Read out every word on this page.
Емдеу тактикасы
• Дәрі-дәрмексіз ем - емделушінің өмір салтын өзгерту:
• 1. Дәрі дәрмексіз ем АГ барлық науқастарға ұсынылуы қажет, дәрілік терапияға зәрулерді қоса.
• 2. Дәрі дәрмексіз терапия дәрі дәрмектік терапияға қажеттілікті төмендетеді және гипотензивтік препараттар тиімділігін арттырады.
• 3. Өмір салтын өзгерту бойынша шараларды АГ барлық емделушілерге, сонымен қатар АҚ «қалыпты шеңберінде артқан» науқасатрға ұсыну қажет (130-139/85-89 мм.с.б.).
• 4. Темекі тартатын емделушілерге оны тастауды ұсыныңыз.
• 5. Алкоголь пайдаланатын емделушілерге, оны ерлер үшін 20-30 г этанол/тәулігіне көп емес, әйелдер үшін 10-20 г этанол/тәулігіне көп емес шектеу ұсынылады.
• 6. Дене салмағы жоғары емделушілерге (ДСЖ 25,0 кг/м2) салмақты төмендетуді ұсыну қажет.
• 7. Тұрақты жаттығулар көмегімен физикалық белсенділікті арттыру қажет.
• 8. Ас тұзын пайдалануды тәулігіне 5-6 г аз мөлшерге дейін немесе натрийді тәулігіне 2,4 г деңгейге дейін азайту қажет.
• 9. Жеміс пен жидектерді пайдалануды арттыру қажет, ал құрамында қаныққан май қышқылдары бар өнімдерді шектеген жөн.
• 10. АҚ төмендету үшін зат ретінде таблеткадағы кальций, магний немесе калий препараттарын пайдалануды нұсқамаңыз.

**Directions**. Extract all lines from the data in which "өзгерту" is found.

**Finished exercise**.
• Дәрі-дәрмексіз ем - емделушінің өмір салтын өзгерту:
• 3. Өмір салтын өзгерту бойынша шараларды АГ барлық емделушілерге, сонымен қатар АҚ «қалыпты шеңберінде артқан» науқасатрға ұсыну қажет (130-139/85-89 мм.с.б.).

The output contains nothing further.